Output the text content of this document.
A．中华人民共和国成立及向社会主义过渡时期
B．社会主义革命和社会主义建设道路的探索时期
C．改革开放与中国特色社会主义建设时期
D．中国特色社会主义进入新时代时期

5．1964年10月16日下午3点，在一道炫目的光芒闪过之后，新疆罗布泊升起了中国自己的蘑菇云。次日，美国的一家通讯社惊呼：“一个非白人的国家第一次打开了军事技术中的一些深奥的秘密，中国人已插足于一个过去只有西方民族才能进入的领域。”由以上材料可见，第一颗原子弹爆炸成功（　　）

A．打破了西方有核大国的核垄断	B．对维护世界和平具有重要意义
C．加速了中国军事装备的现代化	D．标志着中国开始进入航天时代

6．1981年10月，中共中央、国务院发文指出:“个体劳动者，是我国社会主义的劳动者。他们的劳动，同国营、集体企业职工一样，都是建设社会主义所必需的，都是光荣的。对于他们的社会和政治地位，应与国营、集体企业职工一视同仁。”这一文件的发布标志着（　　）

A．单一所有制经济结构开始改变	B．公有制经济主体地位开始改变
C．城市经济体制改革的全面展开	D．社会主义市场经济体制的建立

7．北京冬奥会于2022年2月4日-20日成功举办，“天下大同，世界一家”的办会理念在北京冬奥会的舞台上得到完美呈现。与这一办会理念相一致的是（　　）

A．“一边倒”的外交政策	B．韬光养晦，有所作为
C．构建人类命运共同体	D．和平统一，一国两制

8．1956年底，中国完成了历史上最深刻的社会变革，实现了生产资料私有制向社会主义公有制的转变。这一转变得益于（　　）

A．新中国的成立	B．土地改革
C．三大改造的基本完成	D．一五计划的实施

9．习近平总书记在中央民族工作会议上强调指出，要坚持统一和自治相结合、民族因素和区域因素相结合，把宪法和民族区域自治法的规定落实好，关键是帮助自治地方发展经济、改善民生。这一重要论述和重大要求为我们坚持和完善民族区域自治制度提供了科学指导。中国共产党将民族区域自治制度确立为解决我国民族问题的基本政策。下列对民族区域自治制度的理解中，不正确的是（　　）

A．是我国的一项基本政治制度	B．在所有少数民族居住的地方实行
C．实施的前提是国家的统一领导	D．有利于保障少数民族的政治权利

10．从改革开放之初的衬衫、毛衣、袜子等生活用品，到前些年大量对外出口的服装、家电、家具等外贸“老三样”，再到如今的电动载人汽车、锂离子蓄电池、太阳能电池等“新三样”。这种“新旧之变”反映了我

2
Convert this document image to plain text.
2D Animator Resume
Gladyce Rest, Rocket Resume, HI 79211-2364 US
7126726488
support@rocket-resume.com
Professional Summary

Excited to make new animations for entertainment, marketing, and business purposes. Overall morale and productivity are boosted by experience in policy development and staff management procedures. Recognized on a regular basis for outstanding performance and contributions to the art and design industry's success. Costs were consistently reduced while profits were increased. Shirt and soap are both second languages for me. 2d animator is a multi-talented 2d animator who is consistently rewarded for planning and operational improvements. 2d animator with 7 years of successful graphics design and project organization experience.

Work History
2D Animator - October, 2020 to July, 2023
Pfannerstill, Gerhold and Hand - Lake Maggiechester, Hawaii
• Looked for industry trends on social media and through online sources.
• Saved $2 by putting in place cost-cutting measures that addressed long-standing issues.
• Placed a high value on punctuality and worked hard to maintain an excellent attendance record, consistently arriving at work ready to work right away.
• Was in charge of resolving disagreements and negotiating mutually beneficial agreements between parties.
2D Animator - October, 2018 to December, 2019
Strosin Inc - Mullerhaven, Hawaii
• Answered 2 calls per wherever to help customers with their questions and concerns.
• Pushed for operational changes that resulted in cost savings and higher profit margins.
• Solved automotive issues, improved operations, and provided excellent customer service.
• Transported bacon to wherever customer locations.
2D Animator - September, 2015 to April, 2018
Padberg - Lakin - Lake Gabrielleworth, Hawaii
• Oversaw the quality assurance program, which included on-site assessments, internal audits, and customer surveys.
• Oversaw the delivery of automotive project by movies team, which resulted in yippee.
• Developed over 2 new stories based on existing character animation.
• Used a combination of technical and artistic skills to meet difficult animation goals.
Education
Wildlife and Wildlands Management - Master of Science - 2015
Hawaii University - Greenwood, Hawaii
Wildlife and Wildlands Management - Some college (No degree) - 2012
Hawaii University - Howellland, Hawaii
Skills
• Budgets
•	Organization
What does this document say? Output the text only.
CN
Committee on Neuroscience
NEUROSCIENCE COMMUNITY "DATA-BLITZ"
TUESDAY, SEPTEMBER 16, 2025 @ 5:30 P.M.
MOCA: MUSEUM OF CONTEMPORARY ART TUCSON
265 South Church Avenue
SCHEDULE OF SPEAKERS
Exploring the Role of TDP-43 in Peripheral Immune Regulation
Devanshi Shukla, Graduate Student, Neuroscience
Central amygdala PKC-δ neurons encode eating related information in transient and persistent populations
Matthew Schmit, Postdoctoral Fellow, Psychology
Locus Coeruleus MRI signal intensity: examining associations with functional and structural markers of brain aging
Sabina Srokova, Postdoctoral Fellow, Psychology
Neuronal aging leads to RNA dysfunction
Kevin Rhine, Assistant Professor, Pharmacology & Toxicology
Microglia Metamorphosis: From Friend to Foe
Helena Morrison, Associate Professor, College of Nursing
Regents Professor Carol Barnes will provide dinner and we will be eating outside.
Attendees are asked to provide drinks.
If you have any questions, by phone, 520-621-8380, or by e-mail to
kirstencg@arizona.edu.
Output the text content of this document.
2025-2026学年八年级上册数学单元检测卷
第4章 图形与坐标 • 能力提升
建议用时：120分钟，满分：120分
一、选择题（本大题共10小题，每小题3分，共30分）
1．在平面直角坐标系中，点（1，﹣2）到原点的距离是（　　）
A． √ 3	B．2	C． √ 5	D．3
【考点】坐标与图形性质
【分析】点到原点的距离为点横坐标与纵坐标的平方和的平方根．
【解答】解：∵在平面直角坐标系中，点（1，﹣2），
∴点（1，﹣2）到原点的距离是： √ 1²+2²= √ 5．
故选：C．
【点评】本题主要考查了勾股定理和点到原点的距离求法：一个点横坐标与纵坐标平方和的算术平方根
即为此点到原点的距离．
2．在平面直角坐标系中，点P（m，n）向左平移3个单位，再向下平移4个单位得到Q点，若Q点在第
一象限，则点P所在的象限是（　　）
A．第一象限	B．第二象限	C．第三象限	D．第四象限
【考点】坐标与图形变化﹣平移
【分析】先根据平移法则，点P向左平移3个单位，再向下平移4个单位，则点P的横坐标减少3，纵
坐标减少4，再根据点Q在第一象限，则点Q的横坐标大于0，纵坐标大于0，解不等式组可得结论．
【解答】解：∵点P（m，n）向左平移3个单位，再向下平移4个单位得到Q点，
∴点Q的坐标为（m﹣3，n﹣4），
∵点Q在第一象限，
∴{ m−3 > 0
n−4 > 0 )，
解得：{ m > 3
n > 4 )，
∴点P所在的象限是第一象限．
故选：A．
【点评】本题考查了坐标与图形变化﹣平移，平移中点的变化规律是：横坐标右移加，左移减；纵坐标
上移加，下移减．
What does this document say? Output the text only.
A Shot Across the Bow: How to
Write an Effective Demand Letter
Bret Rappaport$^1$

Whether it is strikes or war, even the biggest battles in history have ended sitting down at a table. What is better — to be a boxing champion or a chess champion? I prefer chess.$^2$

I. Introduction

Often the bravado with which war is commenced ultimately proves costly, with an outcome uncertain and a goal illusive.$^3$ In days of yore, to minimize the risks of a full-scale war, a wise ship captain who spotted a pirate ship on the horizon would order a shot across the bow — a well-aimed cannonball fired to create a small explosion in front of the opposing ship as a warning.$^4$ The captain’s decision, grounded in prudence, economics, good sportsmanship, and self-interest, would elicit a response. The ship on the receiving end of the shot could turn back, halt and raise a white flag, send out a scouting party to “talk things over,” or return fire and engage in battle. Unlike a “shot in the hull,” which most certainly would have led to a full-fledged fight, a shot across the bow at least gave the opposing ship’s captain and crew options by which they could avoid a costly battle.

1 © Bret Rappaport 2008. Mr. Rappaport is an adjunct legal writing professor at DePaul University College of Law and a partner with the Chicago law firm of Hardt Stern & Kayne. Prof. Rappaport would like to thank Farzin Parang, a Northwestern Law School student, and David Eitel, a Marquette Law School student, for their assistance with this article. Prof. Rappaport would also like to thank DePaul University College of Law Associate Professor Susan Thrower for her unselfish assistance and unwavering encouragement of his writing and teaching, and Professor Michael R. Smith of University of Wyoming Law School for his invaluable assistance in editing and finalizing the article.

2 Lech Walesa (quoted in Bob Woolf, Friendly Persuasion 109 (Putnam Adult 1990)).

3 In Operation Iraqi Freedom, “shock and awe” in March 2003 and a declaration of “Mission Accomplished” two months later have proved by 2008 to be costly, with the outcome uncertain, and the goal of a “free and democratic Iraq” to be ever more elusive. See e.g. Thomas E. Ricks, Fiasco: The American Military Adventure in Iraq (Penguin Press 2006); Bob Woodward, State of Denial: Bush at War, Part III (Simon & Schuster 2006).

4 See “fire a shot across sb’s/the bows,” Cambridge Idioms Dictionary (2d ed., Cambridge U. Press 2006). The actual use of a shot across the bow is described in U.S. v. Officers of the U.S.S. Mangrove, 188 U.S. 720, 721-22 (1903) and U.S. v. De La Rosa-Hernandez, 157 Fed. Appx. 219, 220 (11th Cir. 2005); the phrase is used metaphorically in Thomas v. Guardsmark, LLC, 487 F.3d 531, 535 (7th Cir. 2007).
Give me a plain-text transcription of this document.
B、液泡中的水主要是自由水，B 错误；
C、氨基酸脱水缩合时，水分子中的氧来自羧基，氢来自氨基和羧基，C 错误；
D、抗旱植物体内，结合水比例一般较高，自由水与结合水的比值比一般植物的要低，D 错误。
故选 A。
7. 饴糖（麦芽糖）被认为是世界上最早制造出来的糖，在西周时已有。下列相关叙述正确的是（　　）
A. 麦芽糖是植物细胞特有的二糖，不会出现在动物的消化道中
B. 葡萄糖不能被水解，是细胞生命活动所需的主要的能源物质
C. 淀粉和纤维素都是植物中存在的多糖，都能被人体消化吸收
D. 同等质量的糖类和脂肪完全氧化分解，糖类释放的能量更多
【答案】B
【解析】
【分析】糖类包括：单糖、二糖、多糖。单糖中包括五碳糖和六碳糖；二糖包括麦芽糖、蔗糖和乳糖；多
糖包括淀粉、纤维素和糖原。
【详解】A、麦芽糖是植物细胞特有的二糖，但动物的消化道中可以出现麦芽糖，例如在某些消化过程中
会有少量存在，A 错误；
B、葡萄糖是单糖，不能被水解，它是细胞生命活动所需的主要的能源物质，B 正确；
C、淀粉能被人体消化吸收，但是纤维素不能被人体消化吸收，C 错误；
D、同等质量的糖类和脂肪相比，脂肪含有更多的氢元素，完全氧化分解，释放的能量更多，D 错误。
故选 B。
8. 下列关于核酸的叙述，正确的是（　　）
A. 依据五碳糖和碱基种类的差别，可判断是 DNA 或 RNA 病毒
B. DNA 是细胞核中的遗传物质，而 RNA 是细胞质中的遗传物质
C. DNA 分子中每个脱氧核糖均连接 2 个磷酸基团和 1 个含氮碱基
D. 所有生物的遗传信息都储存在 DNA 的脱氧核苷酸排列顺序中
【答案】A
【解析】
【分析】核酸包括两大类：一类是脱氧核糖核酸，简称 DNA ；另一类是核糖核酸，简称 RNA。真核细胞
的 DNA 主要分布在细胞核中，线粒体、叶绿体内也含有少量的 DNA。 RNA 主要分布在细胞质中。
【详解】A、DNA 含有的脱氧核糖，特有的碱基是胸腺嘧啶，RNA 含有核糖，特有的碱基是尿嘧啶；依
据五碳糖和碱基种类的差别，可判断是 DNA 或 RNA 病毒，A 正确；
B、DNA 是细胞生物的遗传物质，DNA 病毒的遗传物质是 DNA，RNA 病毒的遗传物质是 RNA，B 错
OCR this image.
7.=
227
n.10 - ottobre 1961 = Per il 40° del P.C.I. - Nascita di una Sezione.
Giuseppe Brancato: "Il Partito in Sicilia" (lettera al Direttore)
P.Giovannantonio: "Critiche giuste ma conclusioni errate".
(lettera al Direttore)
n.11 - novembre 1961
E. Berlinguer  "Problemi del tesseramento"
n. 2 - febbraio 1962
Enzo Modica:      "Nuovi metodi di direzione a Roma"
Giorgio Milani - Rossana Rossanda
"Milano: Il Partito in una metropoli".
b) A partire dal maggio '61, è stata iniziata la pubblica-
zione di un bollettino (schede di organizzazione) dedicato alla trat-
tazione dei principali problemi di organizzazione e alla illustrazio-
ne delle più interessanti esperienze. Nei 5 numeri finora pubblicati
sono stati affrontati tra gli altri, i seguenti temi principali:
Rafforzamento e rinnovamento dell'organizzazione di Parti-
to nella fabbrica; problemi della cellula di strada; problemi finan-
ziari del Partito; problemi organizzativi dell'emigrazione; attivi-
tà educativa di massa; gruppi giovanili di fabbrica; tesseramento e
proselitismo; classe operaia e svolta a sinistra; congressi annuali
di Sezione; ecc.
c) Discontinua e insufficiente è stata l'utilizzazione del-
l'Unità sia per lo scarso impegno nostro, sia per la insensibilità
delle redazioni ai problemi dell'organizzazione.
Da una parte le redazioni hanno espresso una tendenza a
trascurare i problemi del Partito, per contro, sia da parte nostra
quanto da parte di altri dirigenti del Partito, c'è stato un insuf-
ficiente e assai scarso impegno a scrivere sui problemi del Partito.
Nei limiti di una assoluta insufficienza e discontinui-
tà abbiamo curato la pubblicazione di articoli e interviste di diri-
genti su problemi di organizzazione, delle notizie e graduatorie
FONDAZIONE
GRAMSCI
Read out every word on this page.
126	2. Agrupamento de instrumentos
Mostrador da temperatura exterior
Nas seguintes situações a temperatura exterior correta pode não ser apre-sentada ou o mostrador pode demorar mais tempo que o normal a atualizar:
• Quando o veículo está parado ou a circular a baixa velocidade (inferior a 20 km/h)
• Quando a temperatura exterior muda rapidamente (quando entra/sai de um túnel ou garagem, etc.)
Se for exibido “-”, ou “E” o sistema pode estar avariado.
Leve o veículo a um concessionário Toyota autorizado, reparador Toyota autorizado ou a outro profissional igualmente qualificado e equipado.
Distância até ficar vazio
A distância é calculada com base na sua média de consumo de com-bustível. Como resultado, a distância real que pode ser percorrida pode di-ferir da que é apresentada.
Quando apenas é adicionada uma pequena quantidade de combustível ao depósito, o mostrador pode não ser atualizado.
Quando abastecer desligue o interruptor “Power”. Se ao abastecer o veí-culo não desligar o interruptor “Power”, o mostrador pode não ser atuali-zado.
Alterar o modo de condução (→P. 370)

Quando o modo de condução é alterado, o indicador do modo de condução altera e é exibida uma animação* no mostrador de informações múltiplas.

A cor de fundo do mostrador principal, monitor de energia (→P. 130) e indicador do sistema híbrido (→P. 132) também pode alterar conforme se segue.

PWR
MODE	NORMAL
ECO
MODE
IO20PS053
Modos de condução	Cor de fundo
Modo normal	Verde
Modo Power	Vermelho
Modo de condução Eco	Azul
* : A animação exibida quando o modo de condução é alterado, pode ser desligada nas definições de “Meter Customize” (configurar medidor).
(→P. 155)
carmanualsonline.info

— Directions —
Reply with nothing except the number of lines in the listing above that include the string "fabbrica".

— Finished task —
2